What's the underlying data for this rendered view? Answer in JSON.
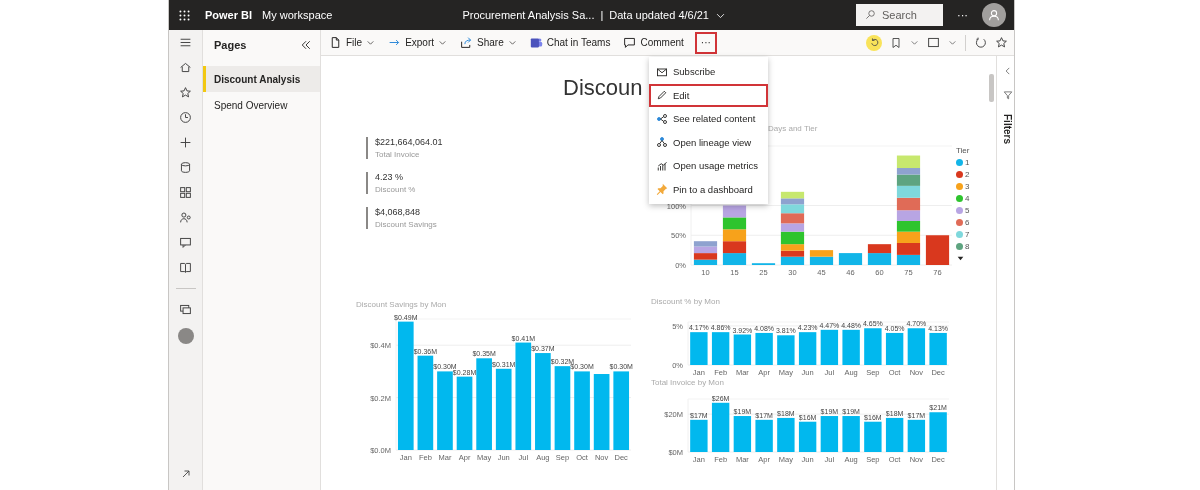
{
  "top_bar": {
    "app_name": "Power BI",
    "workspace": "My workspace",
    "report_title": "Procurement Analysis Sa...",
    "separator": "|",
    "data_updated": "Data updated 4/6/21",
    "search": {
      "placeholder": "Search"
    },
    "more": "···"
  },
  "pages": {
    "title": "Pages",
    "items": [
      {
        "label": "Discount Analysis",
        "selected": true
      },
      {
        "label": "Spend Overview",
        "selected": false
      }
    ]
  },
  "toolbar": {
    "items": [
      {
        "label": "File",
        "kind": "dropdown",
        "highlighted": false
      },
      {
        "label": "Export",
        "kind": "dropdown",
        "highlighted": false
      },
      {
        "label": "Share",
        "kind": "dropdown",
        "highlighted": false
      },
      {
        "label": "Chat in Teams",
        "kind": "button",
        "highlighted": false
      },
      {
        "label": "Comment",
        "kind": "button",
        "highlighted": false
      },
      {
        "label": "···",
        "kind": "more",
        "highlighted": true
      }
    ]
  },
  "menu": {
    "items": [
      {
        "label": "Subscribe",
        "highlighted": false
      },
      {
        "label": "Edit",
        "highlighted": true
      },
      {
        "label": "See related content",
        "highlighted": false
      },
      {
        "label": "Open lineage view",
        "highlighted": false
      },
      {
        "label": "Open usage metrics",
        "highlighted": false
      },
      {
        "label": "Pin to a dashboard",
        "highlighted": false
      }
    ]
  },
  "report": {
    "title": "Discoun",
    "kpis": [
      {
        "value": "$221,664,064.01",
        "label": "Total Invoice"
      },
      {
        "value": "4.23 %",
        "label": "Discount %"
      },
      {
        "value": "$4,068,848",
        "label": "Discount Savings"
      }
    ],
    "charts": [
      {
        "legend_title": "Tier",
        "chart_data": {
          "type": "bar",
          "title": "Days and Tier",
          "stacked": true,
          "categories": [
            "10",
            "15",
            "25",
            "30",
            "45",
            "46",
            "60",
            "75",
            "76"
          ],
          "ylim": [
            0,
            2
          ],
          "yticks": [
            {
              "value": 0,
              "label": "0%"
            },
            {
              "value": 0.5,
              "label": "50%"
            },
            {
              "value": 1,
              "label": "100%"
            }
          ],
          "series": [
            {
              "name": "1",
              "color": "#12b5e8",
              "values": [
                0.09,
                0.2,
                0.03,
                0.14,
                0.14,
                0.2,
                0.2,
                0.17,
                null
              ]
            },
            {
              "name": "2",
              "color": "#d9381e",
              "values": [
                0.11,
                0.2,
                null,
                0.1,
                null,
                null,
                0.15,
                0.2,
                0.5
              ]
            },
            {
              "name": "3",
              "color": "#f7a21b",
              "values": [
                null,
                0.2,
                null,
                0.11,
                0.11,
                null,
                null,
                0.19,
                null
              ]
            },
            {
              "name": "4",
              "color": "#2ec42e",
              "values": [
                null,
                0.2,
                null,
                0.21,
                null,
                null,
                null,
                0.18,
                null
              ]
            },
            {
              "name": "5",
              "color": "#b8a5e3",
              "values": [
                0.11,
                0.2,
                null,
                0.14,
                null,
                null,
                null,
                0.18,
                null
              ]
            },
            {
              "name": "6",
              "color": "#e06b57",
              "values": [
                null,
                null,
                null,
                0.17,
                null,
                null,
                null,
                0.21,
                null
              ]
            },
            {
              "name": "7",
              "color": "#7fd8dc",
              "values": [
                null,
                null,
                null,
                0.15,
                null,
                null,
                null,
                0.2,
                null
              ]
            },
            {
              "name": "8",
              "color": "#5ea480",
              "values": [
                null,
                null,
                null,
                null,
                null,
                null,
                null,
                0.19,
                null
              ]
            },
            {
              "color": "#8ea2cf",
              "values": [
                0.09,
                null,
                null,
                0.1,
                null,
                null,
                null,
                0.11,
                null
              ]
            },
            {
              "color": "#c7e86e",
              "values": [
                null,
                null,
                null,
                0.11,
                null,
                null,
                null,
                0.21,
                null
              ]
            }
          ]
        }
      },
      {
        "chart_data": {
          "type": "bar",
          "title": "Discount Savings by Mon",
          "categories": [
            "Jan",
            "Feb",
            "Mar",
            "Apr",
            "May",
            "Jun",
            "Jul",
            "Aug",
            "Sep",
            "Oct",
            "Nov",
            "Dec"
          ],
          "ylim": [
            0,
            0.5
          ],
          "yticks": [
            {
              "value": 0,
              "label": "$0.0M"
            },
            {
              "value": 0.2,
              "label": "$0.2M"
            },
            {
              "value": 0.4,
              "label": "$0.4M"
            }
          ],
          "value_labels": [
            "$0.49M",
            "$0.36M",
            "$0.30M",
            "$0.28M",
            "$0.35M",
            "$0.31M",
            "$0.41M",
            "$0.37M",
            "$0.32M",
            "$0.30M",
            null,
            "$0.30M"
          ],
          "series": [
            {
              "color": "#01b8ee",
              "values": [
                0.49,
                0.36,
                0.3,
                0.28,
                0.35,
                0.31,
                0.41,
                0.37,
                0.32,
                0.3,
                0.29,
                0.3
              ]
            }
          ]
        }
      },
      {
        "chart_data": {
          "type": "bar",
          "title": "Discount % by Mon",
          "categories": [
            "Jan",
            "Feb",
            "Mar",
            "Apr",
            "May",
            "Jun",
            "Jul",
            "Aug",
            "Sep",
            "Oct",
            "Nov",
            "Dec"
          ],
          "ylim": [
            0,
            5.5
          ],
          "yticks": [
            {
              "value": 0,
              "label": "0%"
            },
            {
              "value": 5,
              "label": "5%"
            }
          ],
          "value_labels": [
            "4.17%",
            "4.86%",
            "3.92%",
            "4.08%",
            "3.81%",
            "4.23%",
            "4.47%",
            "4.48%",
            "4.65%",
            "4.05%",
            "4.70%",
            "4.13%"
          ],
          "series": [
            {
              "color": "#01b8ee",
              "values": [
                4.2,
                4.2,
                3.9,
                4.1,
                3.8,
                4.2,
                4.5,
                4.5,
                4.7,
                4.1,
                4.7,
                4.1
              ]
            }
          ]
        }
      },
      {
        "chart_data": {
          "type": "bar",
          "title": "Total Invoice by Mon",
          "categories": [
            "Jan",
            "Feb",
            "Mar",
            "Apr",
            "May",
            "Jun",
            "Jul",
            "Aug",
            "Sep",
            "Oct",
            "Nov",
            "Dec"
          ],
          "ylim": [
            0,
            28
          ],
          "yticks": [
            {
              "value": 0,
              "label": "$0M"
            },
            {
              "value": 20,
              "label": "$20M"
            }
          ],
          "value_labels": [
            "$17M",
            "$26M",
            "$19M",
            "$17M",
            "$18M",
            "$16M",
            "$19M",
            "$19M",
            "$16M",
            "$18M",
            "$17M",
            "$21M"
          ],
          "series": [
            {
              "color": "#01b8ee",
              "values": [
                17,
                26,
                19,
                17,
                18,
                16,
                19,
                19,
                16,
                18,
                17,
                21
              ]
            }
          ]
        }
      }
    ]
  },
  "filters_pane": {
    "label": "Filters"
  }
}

...

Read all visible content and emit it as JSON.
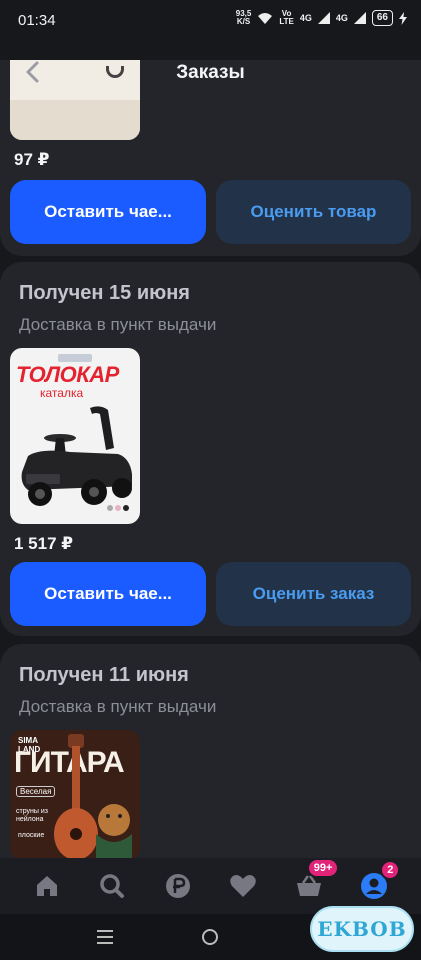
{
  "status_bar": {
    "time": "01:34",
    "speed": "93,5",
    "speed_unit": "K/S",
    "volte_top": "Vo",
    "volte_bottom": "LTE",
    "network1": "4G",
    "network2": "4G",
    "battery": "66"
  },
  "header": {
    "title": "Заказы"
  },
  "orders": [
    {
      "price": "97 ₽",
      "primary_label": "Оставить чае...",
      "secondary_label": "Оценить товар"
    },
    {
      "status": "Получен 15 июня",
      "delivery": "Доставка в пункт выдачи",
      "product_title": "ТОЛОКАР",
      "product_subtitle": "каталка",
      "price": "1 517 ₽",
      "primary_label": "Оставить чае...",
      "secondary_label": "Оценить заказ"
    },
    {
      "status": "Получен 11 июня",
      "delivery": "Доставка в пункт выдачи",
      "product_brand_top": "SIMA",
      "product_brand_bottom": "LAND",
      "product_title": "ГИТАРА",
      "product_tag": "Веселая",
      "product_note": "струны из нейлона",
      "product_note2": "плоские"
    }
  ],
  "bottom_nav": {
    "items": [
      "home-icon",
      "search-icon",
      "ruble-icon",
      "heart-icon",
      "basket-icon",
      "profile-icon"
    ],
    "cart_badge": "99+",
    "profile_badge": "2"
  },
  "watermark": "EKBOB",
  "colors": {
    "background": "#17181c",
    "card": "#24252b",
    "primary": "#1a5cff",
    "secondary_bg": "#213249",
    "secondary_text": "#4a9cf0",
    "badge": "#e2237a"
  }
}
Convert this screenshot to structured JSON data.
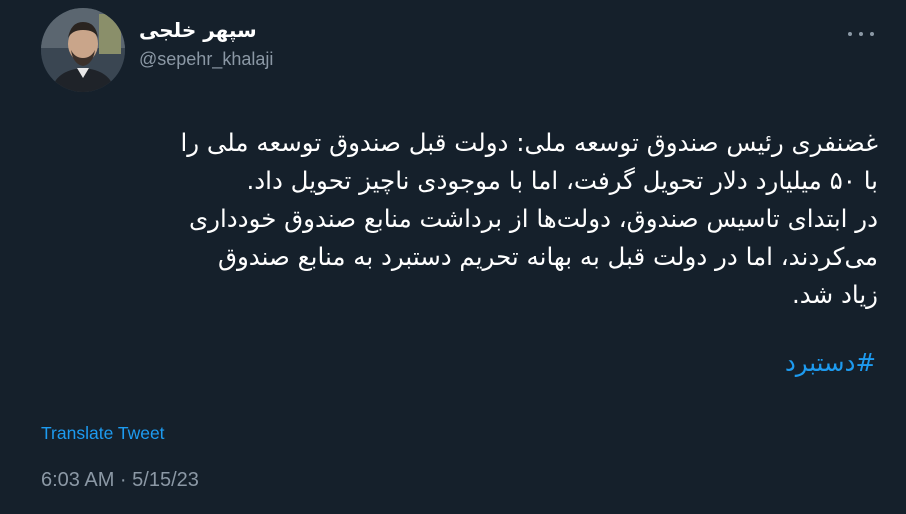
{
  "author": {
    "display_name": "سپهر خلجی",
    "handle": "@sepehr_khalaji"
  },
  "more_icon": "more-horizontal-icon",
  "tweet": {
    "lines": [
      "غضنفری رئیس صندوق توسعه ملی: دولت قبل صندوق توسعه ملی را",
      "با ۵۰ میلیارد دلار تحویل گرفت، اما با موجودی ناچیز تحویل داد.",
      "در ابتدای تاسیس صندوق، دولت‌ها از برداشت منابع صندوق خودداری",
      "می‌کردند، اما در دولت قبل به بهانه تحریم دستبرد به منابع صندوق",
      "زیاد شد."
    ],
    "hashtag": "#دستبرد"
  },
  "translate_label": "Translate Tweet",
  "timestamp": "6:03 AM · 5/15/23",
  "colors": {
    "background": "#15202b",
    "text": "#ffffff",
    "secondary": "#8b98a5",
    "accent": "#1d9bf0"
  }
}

(STATED PROBLEM)
Give only the number of lines in the entries above that contain the string "this".

(WRITTEN ANSWER)
2